» **Exercise goal**: Skip the pictures and extract all of the lines exactly as written.

[Dataset records]
· · · · · · ·

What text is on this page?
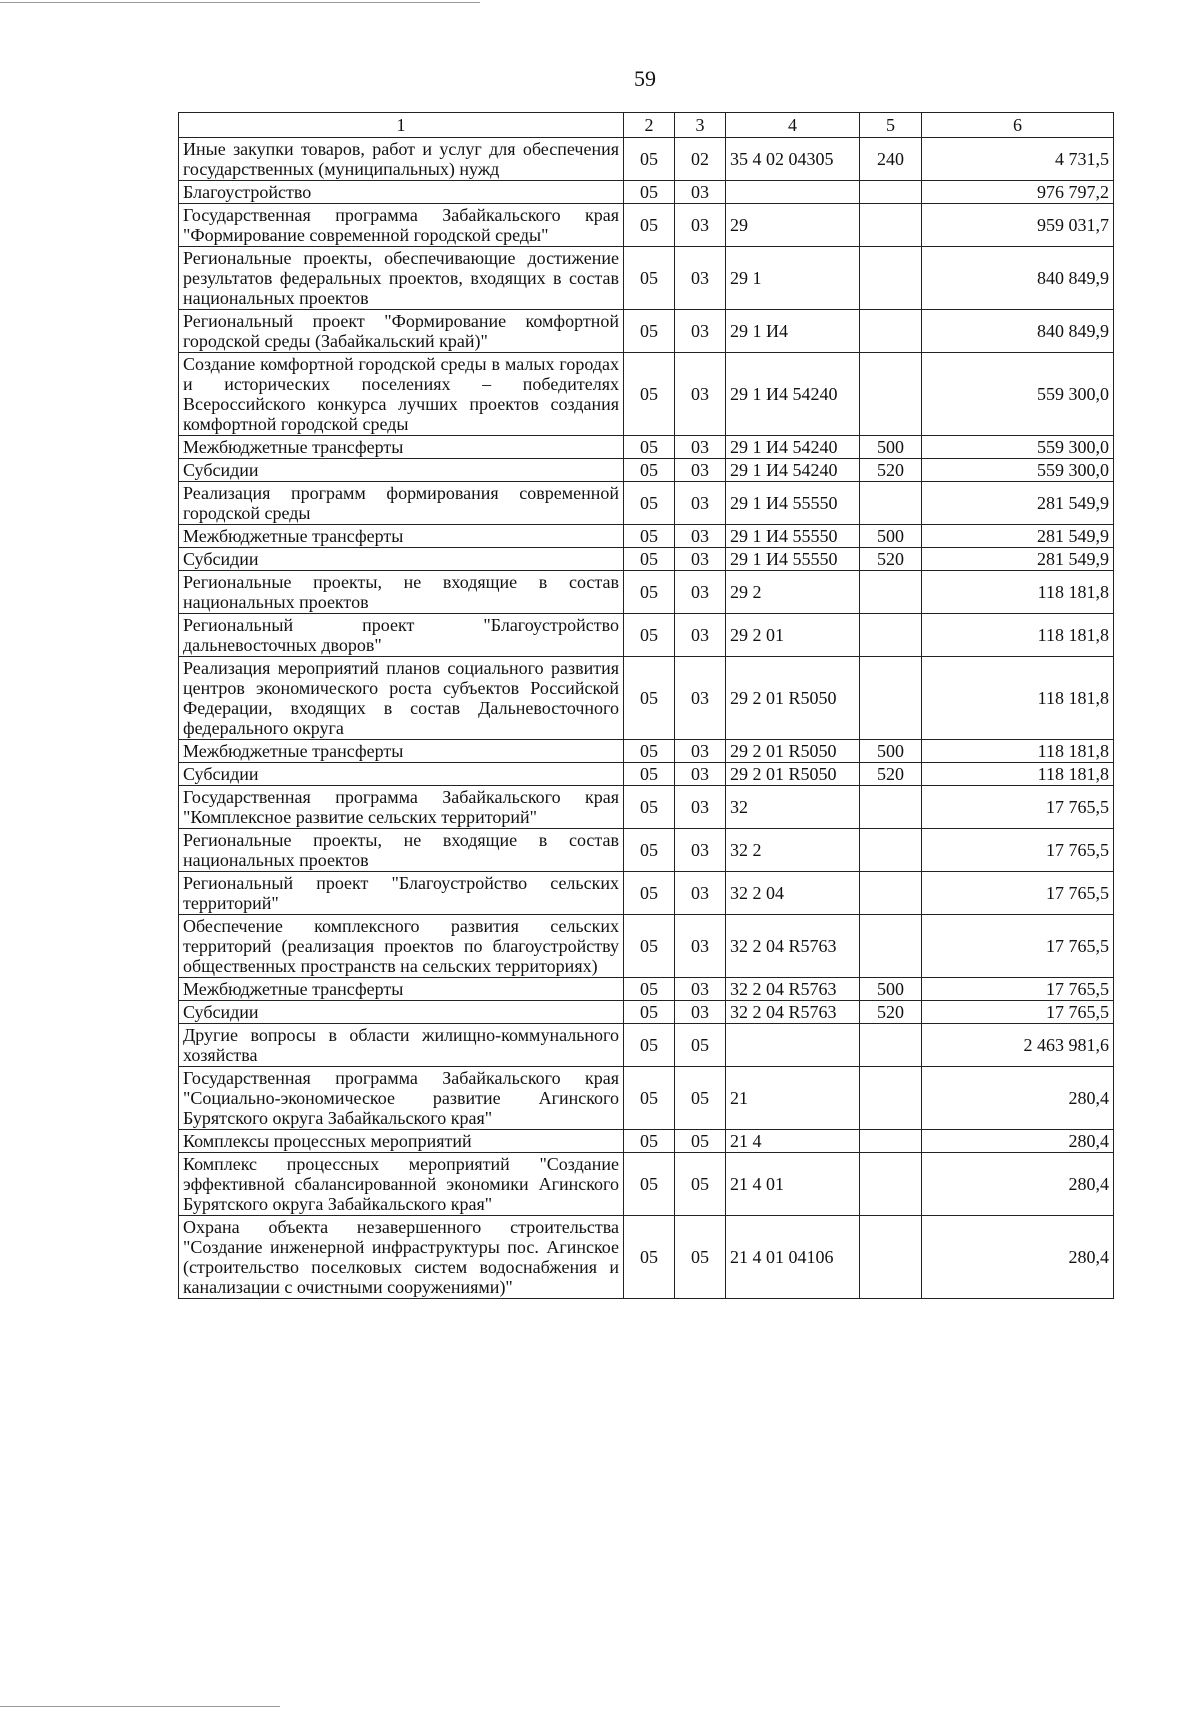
59
1	2	3	4	5	6
Иные закупки товаров, работ и услуг для обеспечения государственных (муниципальных) нужд	05	02	35 4 02 04305	240	4 731,5
Благоустройство	05	03			976 797,2
Государственная программа Забайкальского края "Формирование современной городской среды"	05	03	29		959 031,7
Региональные проекты, обеспечивающие достижение результатов федеральных проектов, входящих в состав национальных проектов	05	03	29 1		840 849,9
Региональный проект "Формирование комфортной городской среды (Забайкальский край)"	05	03	29 1 И4		840 849,9
Создание комфортной городской среды в малых городах и исторических поселениях – победителях Всероссийского конкурса лучших проектов создания комфортной городской среды	05	03	29 1 И4 54240		559 300,0
Межбюджетные трансферты	05	03	29 1 И4 54240	500	559 300,0
Субсидии	05	03	29 1 И4 54240	520	559 300,0
Реализация программ формирования современной городской среды	05	03	29 1 И4 55550		281 549,9
Межбюджетные трансферты	05	03	29 1 И4 55550	500	281 549,9
Субсидии	05	03	29 1 И4 55550	520	281 549,9
Региональные проекты, не входящие в состав национальных проектов	05	03	29 2		118 181,8
Региональный проект "Благоустройство дальневосточных дворов"	05	03	29 2 01		118 181,8
Реализация мероприятий планов социального развития центров экономического роста субъектов Российской Федерации, входящих в состав Дальневосточного федерального округа	05	03	29 2 01 R5050		118 181,8
Межбюджетные трансферты	05	03	29 2 01 R5050	500	118 181,8
Субсидии	05	03	29 2 01 R5050	520	118 181,8
Государственная программа Забайкальского края "Комплексное развитие сельских территорий"	05	03	32		17 765,5
Региональные проекты, не входящие в состав национальных проектов	05	03	32 2		17 765,5
Региональный проект "Благоустройство сельских территорий"	05	03	32 2 04		17 765,5
Обеспечение комплексного развития сельских территорий (реализация проектов по благоустройству общественных пространств на сельских территориях)	05	03	32 2 04 R5763		17 765,5
Межбюджетные трансферты	05	03	32 2 04 R5763	500	17 765,5
Субсидии	05	03	32 2 04 R5763	520	17 765,5
Другие вопросы в области жилищно-коммунального хозяйства	05	05			2 463 981,6
Государственная программа Забайкальского края "Социально-экономическое развитие Агинского Бурятского округа Забайкальского края"	05	05	21		280,4
Комплексы процессных мероприятий	05	05	21 4		280,4
Комплекс процессных мероприятий "Создание эффективной сбалансированной экономики Агинского Бурятского округа Забайкальского края"	05	05	21 4 01		280,4
Охрана объекта незавершенного строительства "Создание инженерной инфраструктуры пос. Агинское (строительство поселковых систем водоснабжения и канализации с очистными сооружениями)"	05	05	21 4 01 04106		280,4
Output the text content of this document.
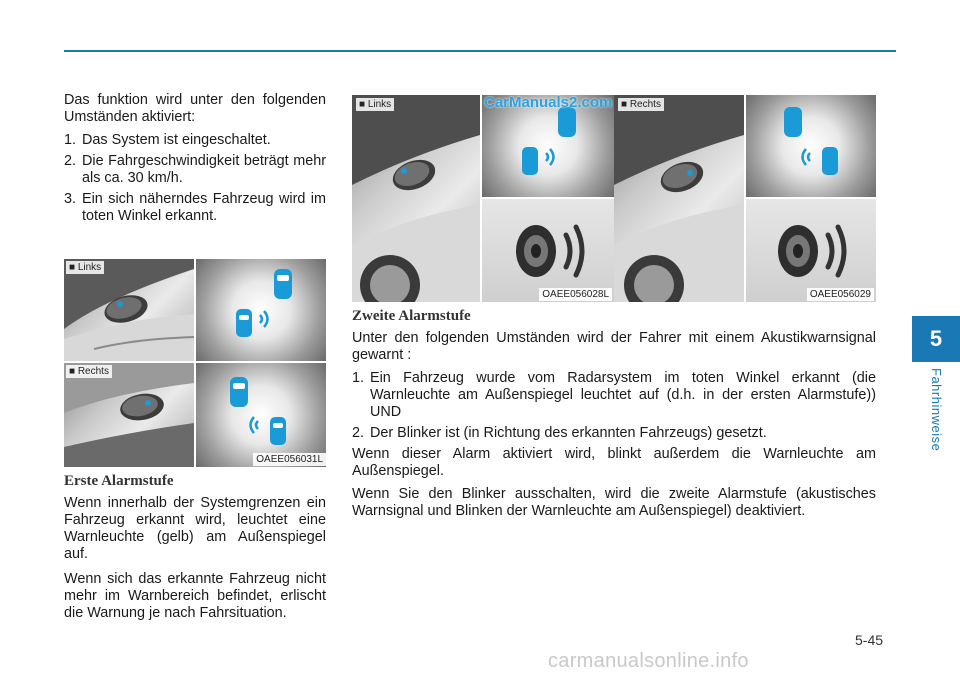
5
Fahrhinweise

Das funktion wird unter den folgenden Umständen aktiviert:

1. Das System ist eingeschaltet.
2. Die Fahrgeschwindigkeit beträgt mehr als ca. 30 km/h.
3. Ein sich näherndes Fahrzeug wird im toten Winkel erkannt.
■ Links
■ Rechts
OAEE056031L
Erste Alarmstufe

Wenn innerhalb der Systemgrenzen ein Fahrzeug erkannt wird, leuchtet eine Warnleuchte (gelb) am Außenspiegel auf.

Wenn sich das erkannte Fahrzeug nicht mehr im Warnbereich befindet, erlischt die Warnung je nach Fahrsituation.

■ Links
OAEE056028L
■ Rechts
OAEE056029
CarManuals2.com
Zweite Alarmstufe

Unter den folgenden Umständen wird der Fahrer mit einem Akustikwarnsignal gewarnt :

1. Ein Fahrzeug wurde vom Radarsystem im toten Winkel erkannt (die Warnleuchte am Außenspiegel leuchtet auf (d.h. in der ersten Alarmstufe)) UND
2. Der Blinker ist (in Richtung des erkannten Fahrzeugs) gesetzt.

Wenn dieser Alarm aktiviert wird, blinkt außerdem die Warnleuchte am Außenspiegel.

Wenn Sie den Blinker ausschalten, wird die zweite Alarmstufe (akustisches Warnsignal und Blinken der Warnleuchte am Außenspiegel) deaktiviert.

5-45
carmanualsonline.info
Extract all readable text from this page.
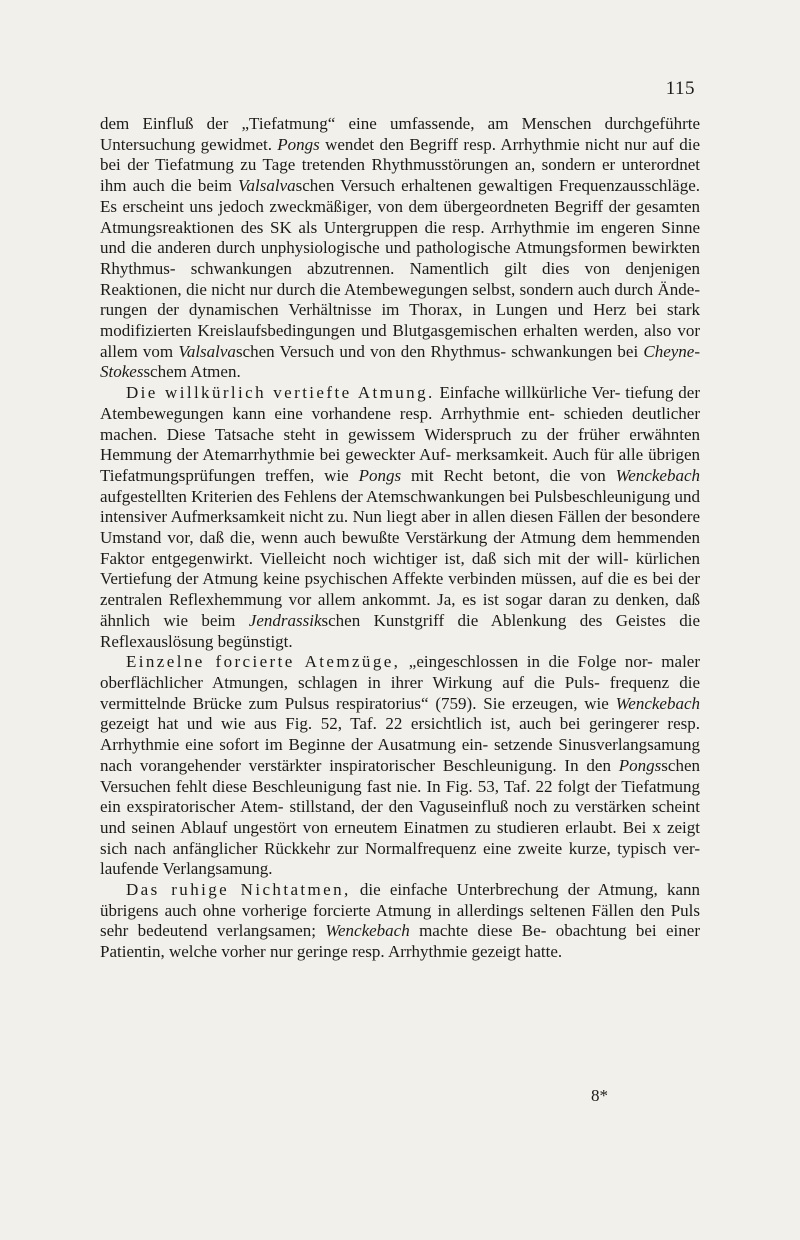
115

dem Einfluß der „Tiefatmung“ eine umfassende, am Menschen durchgeführte Untersuchung gewidmet. Pongs wendet den Begriff resp. Arrhythmie nicht nur auf die bei der Tiefatmung zu Tage tretenden Rhythmusstörungen an, sondern er unterordnet ihm auch die beim Valsalvaschen Versuch erhaltenen gewaltigen Frequenzausschläge. Es erscheint uns jedoch zweckmäßiger, von dem übergeordneten Begriff der gesamten Atmungsreaktionen des SK als Untergruppen die resp. Arrhythmie im engeren Sinne und die anderen durch unphysiologische und pathologische Atmungsformen bewirkten Rhythmus- schwankungen abzutrennen. Namentlich gilt dies von denjenigen Reaktionen, die nicht nur durch die Atembewegungen selbst, sondern auch durch Ände- rungen der dynamischen Verhältnisse im Thorax, in Lungen und Herz bei stark modifizierten Kreislaufsbedingungen und Blutgasgemischen erhalten werden, also vor allem vom Valsalvaschen Versuch und von den Rhythmus- schwankungen bei Cheyne-Stokesschem Atmen.

Die willkürlich vertiefte Atmung. Einfache willkürliche Ver- tiefung der Atembewegungen kann eine vorhandene resp. Arrhythmie ent- schieden deutlicher machen. Diese Tatsache steht in gewissem Widerspruch zu der früher erwähnten Hemmung der Atemarrhythmie bei geweckter Auf- merksamkeit. Auch für alle übrigen Tiefatmungsprüfungen treffen, wie Pongs mit Recht betont, die von Wenckebach aufgestellten Kriterien des Fehlens der Atemschwankungen bei Pulsbeschleunigung und intensiver Aufmerksamkeit nicht zu. Nun liegt aber in allen diesen Fällen der besondere Umstand vor, daß die, wenn auch bewußte Verstärkung der Atmung dem hemmenden Faktor entgegenwirkt. Vielleicht noch wichtiger ist, daß sich mit der will- kürlichen Vertiefung der Atmung keine psychischen Affekte verbinden müssen, auf die es bei der zentralen Reflexhemmung vor allem ankommt. Ja, es ist sogar daran zu denken, daß ähnlich wie beim Jendrassikschen Kunstgriff die Ablenkung des Geistes die Reflexauslösung begünstigt.

Einzelne forcierte Atemzüge, „eingeschlossen in die Folge nor- maler oberflächlicher Atmungen, schlagen in ihrer Wirkung auf die Puls- frequenz die vermittelnde Brücke zum Pulsus respiratorius“ (759). Sie erzeugen, wie Wenckebach gezeigt hat und wie aus Fig. 52, Taf. 22 ersichtlich ist, auch bei geringerer resp. Arrhythmie eine sofort im Beginne der Ausatmung ein- setzende Sinusverlangsamung nach vorangehender verstärkter inspiratorischer Beschleunigung. In den Pongsschen Versuchen fehlt diese Beschleunigung fast nie. In Fig. 53, Taf. 22 folgt der Tiefatmung ein exspiratorischer Atem- stillstand, der den Vaguseinfluß noch zu verstärken scheint und seinen Ablauf ungestört von erneutem Einatmen zu studieren erlaubt. Bei x zeigt sich nach anfänglicher Rückkehr zur Normalfrequenz eine zweite kurze, typisch ver- laufende Verlangsamung.

Das ruhige Nichtatmen, die einfache Unterbrechung der Atmung, kann übrigens auch ohne vorherige forcierte Atmung in allerdings seltenen Fällen den Puls sehr bedeutend verlangsamen; Wenckebach machte diese Be- obachtung bei einer Patientin, welche vorher nur geringe resp. Arrhythmie gezeigt hatte.

8*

· · · · · · ·

» **Final answer**:
What text is on this page?
59
1	2	3	4	5	6
Иные закупки товаров, работ и услуг для обеспечения государственных (муниципальных) нужд	05	02	35 4 02 04305	240	4 731,5
Благоустройство	05	03			976 797,2
Государственная программа Забайкальского края "Формирование современной городской среды"	05	03	29		959 031,7
Региональные проекты, обеспечивающие достижение результатов федеральных проектов, входящих в состав национальных проектов	05	03	29 1		840 849,9
Региональный проект "Формирование комфортной городской среды (Забайкальский край)"	05	03	29 1 И4		840 849,9
Создание комфортной городской среды в малых городах и исторических поселениях – победителях Всероссийского конкурса лучших проектов создания комфортной городской среды	05	03	29 1 И4 54240		559 300,0
Межбюджетные трансферты	05	03	29 1 И4 54240	500	559 300,0
Субсидии	05	03	29 1 И4 54240	520	559 300,0
Реализация программ формирования современной городской среды	05	03	29 1 И4 55550		281 549,9
Межбюджетные трансферты	05	03	29 1 И4 55550	500	281 549,9
Субсидии	05	03	29 1 И4 55550	520	281 549,9
Региональные проекты, не входящие в состав национальных проектов	05	03	29 2		118 181,8
Региональный проект "Благоустройство дальневосточных дворов"	05	03	29 2 01		118 181,8
Реализация мероприятий планов социального развития центров экономического роста субъектов Российской Федерации, входящих в состав Дальневосточного федерального округа	05	03	29 2 01 R5050		118 181,8
Межбюджетные трансферты	05	03	29 2 01 R5050	500	118 181,8
Субсидии	05	03	29 2 01 R5050	520	118 181,8
Государственная программа Забайкальского края "Комплексное развитие сельских территорий"	05	03	32		17 765,5
Региональные проекты, не входящие в состав национальных проектов	05	03	32 2		17 765,5
Региональный проект "Благоустройство сельских территорий"	05	03	32 2 04		17 765,5
Обеспечение комплексного развития сельских территорий (реализация проектов по благоустройству общественных пространств на сельских территориях)	05	03	32 2 04 R5763		17 765,5
Межбюджетные трансферты	05	03	32 2 04 R5763	500	17 765,5
Субсидии	05	03	32 2 04 R5763	520	17 765,5
Другие вопросы в области жилищно-коммунального хозяйства	05	05			2 463 981,6
Государственная программа Забайкальского края "Социально-экономическое развитие Агинского Бурятского округа Забайкальского края"	05	05	21		280,4
Комплексы процессных мероприятий	05	05	21 4		280,4
Комплекс процессных мероприятий "Создание эффективной сбалансированной экономики Агинского Бурятского округа Забайкальского края"	05	05	21 4 01		280,4
Охрана объекта незавершенного строительства "Создание инженерной инфраструктуры пос. Агинское (строительство поселковых систем водоснабжения и канализации с очистными сооружениями)"	05	05	21 4 01 04106		280,4
Output the text content of this document.
5
Fahrhinweise

Das funktion wird unter den folgenden Umständen aktiviert:

1. Das System ist eingeschaltet.
2. Die Fahrgeschwindigkeit beträgt mehr als ca. 30 km/h.
3. Ein sich näherndes Fahrzeug wird im toten Winkel erkannt.
■ Links
■ Rechts
OAEE056031L
Erste Alarmstufe

Wenn innerhalb der Systemgrenzen ein Fahrzeug erkannt wird, leuchtet eine Warnleuchte (gelb) am Außenspiegel auf.

Wenn sich das erkannte Fahrzeug nicht mehr im Warnbereich befindet, erlischt die Warnung je nach Fahrsituation.

■ Links
OAEE056028L
■ Rechts
OAEE056029
CarManuals2.com
Zweite Alarmstufe

Unter den folgenden Umständen wird der Fahrer mit einem Akustikwarnsignal gewarnt :

1. Ein Fahrzeug wurde vom Radarsystem im toten Winkel erkannt (die Warnleuchte am Außenspiegel leuchtet auf (d.h. in der ersten Alarmstufe)) UND
2. Der Blinker ist (in Richtung des erkannten Fahrzeugs) gesetzt.

Wenn dieser Alarm aktiviert wird, blinkt außerdem die Warnleuchte am Außenspiegel.

Wenn Sie den Blinker ausschalten, wird die zweite Alarmstufe (akustisches Warnsignal und Blinken der Warnleuchte am Außenspiegel) deaktiviert.

5-45
carmanualsonline.info
Extract all readable text from this page.
115

dem Einfluß der „Tiefatmung“ eine umfassende, am Menschen durchgeführte Untersuchung gewidmet. Pongs wendet den Begriff resp. Arrhythmie nicht nur auf die bei der Tiefatmung zu Tage tretenden Rhythmusstörungen an, sondern er unterordnet ihm auch die beim Valsalvaschen Versuch erhaltenen gewaltigen Frequenzausschläge. Es erscheint uns jedoch zweckmäßiger, von dem übergeordneten Begriff der gesamten Atmungsreaktionen des SK als Untergruppen die resp. Arrhythmie im engeren Sinne und die anderen durch unphysiologische und pathologische Atmungsformen bewirkten Rhythmus- schwankungen abzutrennen. Namentlich gilt dies von denjenigen Reaktionen, die nicht nur durch die Atembewegungen selbst, sondern auch durch Ände- rungen der dynamischen Verhältnisse im Thorax, in Lungen und Herz bei stark modifizierten Kreislaufsbedingungen und Blutgasgemischen erhalten werden, also vor allem vom Valsalvaschen Versuch und von den Rhythmus- schwankungen bei Cheyne-Stokesschem Atmen.

Die willkürlich vertiefte Atmung. Einfache willkürliche Ver- tiefung der Atembewegungen kann eine vorhandene resp. Arrhythmie ent- schieden deutlicher machen. Diese Tatsache steht in gewissem Widerspruch zu der früher erwähnten Hemmung der Atemarrhythmie bei geweckter Auf- merksamkeit. Auch für alle übrigen Tiefatmungsprüfungen treffen, wie Pongs mit Recht betont, die von Wenckebach aufgestellten Kriterien des Fehlens der Atemschwankungen bei Pulsbeschleunigung und intensiver Aufmerksamkeit nicht zu. Nun liegt aber in allen diesen Fällen der besondere Umstand vor, daß die, wenn auch bewußte Verstärkung der Atmung dem hemmenden Faktor entgegenwirkt. Vielleicht noch wichtiger ist, daß sich mit der will- kürlichen Vertiefung der Atmung keine psychischen Affekte verbinden müssen, auf die es bei der zentralen Reflexhemmung vor allem ankommt. Ja, es ist sogar daran zu denken, daß ähnlich wie beim Jendrassikschen Kunstgriff die Ablenkung des Geistes die Reflexauslösung begünstigt.

Einzelne forcierte Atemzüge, „eingeschlossen in die Folge nor- maler oberflächlicher Atmungen, schlagen in ihrer Wirkung auf die Puls- frequenz die vermittelnde Brücke zum Pulsus respiratorius“ (759). Sie erzeugen, wie Wenckebach gezeigt hat und wie aus Fig. 52, Taf. 22 ersichtlich ist, auch bei geringerer resp. Arrhythmie eine sofort im Beginne der Ausatmung ein- setzende Sinusverlangsamung nach vorangehender verstärkter inspiratorischer Beschleunigung. In den Pongsschen Versuchen fehlt diese Beschleunigung fast nie. In Fig. 53, Taf. 22 folgt der Tiefatmung ein exspiratorischer Atem- stillstand, der den Vaguseinfluß noch zu verstärken scheint und seinen Ablauf ungestört von erneutem Einatmen zu studieren erlaubt. Bei x zeigt sich nach anfänglicher Rückkehr zur Normalfrequenz eine zweite kurze, typisch ver- laufende Verlangsamung.

Das ruhige Nichtatmen, die einfache Unterbrechung der Atmung, kann übrigens auch ohne vorherige forcierte Atmung in allerdings seltenen Fällen den Puls sehr bedeutend verlangsamen; Wenckebach machte diese Be- obachtung bei einer Patientin, welche vorher nur geringe resp. Arrhythmie gezeigt hatte.

8*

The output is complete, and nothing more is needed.